# Liste des tâches:
(A) Dans le texte sur la réglementation de l'électricité, reprenez le passage qui commence par les mots « Un mode de réglementation » et se termine par « prix de l’électricité. », en remplaçant « juridictions » par « administrations ».
(B) Reproduisez à l'identique les lignes des données à traiter, depuis la première jusqu'à celle qui contient « y-tick-label: 60 (56, 91, 82, 120) », celle-ci comprise.

# Texte cité:
===

Avant d’occuper ses fonctions actuelles, Benoît Pepin a été, de 2002 à 2007, régisseur auprès de la Régie de l’énergie. Il a également agi dans des dossiers de régulation économique devant les instances de réglementation provinciales et fédérales ainsi que devant les tribunaux supérieurs.

La réglementation incitative des services publics a pour fonction essentielle d’introduire un élément de concurrence dans la tarification d’un monopole. Cette approche a donné des résultats remarquables dans plusieurs pays et c’est à raison que le gouvernement du Québec a décidé cette année d’exiger son application dans la réglementation de l’électricité au Québec.

C’est dans ce contexte qu’Hydro-Québec a proposé un mécanisme de traitement des écarts de rendement (MTÉR), un simple partage des trop-perçus qui, dans les faits, n’a rien d’une réglementation incitative.

Et ces trop-perçus ne sont pas rien. Depuis 2008, ils ont permis à Hydro-Québec de dégager un rendement moyen de 45 % supérieur à celui que lui autorisait la Régie, soit près de 1,1 milliard $.

Trop-perçus (en M$) Hydro-Québec TransÉnergie Hydro-Québec Distribution TOTAL
2008 31,7 45,4 77,1
2009 83,6 109,7 193,3
2010 87,9 93,1 181,0
2011 66,9 63,6 130,5
2012 153,0 78,3 231,3
2013 (est.) 98,0 160,0 258,0
TOTAL 521,1 550,1 1 071,2


Au MTÉR, la société d’État ajoute une demande d’augmenter son taux de rendement de 3 %. Ces demandes lui permettraient d’empocher des profits additionnels de 250 M$ eu égard au taux de rendement de ses divisions réglementées et même, le cas échéant, de 65 M$ de plus suite à l’implantation d’une zone de non partage. Hydro-Québec pourrait alors obtenir par le rendement approuvé par la Régie le profit excessif qu’elle recevait par les trop-perçus.

Si les propositions d’Hydro-Québec étaient acceptées par la Régie, on cherche en vain l’avantage que représenterait le MTÉR pour les clients d’Hydro-Québec, et en quoi ce mécanisme accroîtrait la compétitivité des industriels québécois.
Pour cela, il faut impérativement aller vers un véritable mécanisme de réglementation incitative.

Un mode de réglementation qui a fait ses preuves

De par le monde, plusieurs juridictions ont choisi d’optimiser la performance de leurs monopoles en optant pour une forme de réglementation incitative des prix de l’électricité.

===

# Données à traiter:
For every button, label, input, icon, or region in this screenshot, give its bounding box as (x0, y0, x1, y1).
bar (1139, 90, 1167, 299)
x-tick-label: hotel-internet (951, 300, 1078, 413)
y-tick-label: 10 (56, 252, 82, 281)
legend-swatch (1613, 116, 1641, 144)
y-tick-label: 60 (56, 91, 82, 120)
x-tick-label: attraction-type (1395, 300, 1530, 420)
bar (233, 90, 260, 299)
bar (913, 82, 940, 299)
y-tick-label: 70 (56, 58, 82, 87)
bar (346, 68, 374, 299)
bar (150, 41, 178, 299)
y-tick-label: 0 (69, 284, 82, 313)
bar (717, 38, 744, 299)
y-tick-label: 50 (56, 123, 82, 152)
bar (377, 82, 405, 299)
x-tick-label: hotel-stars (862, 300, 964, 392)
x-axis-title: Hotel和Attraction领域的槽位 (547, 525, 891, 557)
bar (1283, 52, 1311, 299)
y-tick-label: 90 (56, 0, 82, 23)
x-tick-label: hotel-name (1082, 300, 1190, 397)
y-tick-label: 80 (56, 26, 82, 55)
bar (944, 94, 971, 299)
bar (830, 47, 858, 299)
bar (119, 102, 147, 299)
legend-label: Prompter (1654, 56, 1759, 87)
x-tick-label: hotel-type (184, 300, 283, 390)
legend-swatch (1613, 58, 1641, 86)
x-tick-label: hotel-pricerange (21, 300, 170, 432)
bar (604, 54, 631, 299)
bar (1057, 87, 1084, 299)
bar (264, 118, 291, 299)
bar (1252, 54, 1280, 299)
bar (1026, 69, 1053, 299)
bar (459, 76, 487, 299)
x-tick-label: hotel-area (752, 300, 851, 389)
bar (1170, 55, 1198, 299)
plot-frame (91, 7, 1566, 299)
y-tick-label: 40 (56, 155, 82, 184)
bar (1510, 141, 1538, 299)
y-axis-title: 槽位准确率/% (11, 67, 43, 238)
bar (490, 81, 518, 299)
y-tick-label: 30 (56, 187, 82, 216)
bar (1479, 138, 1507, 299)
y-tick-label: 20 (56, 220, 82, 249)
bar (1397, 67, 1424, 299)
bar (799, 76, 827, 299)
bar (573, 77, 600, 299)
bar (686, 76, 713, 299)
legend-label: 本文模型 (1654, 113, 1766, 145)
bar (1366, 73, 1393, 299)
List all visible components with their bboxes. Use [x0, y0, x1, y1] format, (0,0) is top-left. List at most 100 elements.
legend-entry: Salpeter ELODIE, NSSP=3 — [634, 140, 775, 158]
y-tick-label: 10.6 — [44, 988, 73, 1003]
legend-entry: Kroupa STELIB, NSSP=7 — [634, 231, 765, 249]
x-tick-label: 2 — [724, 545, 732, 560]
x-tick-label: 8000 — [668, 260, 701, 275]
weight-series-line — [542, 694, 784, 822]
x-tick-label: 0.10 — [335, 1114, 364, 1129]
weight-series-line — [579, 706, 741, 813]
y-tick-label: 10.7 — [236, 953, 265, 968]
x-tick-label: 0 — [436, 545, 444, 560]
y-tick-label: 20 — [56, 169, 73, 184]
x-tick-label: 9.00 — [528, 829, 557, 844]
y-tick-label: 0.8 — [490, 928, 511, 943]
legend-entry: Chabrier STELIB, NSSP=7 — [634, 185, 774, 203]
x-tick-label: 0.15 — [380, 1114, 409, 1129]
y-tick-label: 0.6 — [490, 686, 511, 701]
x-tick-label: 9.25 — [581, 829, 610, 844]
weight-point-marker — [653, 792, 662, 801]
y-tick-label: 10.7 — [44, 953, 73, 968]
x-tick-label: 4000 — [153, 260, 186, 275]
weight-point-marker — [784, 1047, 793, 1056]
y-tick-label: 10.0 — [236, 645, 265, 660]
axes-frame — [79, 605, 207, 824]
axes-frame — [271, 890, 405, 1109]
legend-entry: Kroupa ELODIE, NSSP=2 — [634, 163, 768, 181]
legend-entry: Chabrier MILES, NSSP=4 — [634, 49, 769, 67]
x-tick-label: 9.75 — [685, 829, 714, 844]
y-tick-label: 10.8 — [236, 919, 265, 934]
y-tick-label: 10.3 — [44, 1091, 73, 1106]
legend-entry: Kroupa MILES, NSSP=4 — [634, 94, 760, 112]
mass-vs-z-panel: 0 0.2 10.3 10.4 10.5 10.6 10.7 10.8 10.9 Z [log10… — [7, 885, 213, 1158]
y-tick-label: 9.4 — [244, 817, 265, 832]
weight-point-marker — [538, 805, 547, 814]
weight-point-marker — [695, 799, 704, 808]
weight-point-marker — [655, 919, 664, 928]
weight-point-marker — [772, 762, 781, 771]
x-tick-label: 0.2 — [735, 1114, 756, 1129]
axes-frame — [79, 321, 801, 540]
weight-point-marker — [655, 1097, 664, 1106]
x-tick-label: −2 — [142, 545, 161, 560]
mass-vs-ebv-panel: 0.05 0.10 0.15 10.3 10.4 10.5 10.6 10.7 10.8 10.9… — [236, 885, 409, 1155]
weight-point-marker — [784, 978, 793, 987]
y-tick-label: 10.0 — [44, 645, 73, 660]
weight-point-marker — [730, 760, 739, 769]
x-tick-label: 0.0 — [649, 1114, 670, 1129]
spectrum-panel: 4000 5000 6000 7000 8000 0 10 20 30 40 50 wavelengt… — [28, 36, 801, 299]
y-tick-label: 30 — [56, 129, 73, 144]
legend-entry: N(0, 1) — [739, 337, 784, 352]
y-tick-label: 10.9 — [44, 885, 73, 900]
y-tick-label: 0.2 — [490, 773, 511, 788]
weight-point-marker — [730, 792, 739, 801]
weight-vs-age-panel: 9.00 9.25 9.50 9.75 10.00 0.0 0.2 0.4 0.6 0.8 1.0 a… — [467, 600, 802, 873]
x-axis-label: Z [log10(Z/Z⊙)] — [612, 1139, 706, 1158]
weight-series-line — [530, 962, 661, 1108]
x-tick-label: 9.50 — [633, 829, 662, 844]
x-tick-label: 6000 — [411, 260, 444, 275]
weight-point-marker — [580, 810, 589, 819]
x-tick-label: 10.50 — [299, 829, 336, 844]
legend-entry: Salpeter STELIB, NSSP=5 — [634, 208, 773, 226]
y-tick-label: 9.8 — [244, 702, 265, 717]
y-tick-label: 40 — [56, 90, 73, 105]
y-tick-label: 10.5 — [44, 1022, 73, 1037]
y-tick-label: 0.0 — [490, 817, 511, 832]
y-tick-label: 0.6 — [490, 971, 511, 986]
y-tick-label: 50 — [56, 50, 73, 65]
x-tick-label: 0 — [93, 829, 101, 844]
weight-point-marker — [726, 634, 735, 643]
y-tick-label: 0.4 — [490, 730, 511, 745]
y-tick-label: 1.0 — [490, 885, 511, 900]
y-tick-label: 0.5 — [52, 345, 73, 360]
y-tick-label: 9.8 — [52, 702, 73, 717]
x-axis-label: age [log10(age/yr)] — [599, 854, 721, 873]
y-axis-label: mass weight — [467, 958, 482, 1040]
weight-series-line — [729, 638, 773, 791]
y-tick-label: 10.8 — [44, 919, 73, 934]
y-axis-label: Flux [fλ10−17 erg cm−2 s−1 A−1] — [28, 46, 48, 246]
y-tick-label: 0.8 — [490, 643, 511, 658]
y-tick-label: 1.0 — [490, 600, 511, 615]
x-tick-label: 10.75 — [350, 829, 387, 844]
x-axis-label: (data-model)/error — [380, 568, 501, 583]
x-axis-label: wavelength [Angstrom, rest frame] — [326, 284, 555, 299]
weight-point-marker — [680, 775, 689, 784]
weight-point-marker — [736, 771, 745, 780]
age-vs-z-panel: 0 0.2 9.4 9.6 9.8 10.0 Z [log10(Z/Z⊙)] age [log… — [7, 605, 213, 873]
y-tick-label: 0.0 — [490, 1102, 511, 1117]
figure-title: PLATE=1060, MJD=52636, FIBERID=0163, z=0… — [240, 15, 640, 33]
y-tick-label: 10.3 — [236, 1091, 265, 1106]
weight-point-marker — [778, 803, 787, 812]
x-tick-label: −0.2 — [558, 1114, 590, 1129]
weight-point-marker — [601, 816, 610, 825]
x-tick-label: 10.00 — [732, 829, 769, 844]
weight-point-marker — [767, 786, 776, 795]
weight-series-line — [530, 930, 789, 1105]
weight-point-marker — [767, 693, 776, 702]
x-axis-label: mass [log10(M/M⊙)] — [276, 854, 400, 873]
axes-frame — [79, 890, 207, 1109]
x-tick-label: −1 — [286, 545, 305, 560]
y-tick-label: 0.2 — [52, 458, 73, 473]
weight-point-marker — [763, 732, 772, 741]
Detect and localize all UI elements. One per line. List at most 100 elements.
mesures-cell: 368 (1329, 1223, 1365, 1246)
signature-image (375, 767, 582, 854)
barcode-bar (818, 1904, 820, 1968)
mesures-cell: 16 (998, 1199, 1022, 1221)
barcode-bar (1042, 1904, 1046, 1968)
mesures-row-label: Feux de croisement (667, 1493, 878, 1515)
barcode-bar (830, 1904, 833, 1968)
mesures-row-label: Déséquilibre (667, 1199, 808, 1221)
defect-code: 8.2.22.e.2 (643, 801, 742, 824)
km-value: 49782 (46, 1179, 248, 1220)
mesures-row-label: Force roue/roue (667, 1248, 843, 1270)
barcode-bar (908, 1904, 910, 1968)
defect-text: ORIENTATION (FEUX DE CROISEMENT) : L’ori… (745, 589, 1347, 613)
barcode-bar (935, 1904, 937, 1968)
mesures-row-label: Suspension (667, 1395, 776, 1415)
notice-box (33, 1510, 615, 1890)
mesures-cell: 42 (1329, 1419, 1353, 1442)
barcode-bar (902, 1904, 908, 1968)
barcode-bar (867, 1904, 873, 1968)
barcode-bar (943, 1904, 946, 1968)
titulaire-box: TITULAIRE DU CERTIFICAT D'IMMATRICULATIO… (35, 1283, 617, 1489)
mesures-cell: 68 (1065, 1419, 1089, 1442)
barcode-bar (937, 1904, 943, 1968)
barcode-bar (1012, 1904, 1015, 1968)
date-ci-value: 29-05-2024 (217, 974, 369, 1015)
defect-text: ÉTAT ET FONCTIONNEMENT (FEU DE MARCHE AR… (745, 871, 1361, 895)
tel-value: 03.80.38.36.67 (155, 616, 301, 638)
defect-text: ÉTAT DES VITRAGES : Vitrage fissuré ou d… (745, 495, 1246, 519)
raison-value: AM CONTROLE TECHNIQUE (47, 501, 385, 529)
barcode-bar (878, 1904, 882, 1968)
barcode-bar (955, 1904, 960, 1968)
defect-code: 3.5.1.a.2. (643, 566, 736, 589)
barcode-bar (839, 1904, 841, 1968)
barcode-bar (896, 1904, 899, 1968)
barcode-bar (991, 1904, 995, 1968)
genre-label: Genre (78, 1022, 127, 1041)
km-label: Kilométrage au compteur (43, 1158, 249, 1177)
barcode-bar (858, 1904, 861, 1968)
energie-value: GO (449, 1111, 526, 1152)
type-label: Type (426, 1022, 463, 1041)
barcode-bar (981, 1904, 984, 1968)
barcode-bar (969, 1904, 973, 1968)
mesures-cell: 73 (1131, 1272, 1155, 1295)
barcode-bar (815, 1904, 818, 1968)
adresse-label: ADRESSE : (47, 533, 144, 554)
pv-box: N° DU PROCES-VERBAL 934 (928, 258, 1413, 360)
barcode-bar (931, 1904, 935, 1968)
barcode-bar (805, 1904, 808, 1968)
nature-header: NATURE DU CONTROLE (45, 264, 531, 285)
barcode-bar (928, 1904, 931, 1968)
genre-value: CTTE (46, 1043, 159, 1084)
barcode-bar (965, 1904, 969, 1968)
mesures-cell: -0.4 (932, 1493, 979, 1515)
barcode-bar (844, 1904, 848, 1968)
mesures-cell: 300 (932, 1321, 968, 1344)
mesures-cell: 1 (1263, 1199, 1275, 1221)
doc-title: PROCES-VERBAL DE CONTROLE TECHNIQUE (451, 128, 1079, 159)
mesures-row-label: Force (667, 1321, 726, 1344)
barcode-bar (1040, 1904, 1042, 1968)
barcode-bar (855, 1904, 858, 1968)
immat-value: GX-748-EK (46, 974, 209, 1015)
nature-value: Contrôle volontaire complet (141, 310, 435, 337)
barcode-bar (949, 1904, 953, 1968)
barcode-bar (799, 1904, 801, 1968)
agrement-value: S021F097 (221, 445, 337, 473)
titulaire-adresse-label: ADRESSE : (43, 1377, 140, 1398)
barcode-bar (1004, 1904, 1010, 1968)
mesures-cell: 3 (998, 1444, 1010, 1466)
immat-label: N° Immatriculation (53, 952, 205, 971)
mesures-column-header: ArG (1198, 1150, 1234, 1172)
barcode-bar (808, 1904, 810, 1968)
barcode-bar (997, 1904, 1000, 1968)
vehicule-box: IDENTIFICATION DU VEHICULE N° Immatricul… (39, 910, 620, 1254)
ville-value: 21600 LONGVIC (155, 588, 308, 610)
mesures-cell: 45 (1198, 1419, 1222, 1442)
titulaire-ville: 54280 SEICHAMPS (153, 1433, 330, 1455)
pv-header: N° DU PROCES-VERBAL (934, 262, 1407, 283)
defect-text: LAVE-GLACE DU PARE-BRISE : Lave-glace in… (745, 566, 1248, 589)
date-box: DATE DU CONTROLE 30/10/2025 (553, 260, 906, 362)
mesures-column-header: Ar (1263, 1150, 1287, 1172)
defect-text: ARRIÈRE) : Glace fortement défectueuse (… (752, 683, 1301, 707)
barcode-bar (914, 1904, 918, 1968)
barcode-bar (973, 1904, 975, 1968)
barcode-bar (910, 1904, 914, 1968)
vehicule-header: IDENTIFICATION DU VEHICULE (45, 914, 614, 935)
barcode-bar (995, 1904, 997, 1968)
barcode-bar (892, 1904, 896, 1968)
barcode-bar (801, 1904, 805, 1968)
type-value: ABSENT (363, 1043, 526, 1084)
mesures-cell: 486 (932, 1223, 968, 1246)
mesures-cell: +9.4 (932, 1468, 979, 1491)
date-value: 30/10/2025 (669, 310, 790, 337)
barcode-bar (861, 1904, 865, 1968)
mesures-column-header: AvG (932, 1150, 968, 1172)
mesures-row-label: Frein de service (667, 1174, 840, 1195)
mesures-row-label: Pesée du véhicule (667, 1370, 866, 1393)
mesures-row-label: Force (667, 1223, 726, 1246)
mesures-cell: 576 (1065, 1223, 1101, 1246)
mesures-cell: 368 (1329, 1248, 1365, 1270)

===

# Résultats des tâches:
(A)
Un mode de réglementation qui a fait ses preuves

De par le monde, plusieurs administrations ont choisi d’optimiser la performance de leurs monopoles en optant pour une forme de réglementation incitative des prix de l’électricité.

(B)
For every button, label, input, icon, or region in this screenshot, give its bounding box as (x0, y0, x1, y1).
bar (1139, 90, 1167, 299)
x-tick-label: hotel-internet (951, 300, 1078, 413)
y-tick-label: 10 (56, 252, 82, 281)
legend-swatch (1613, 116, 1641, 144)
y-tick-label: 60 (56, 91, 82, 120)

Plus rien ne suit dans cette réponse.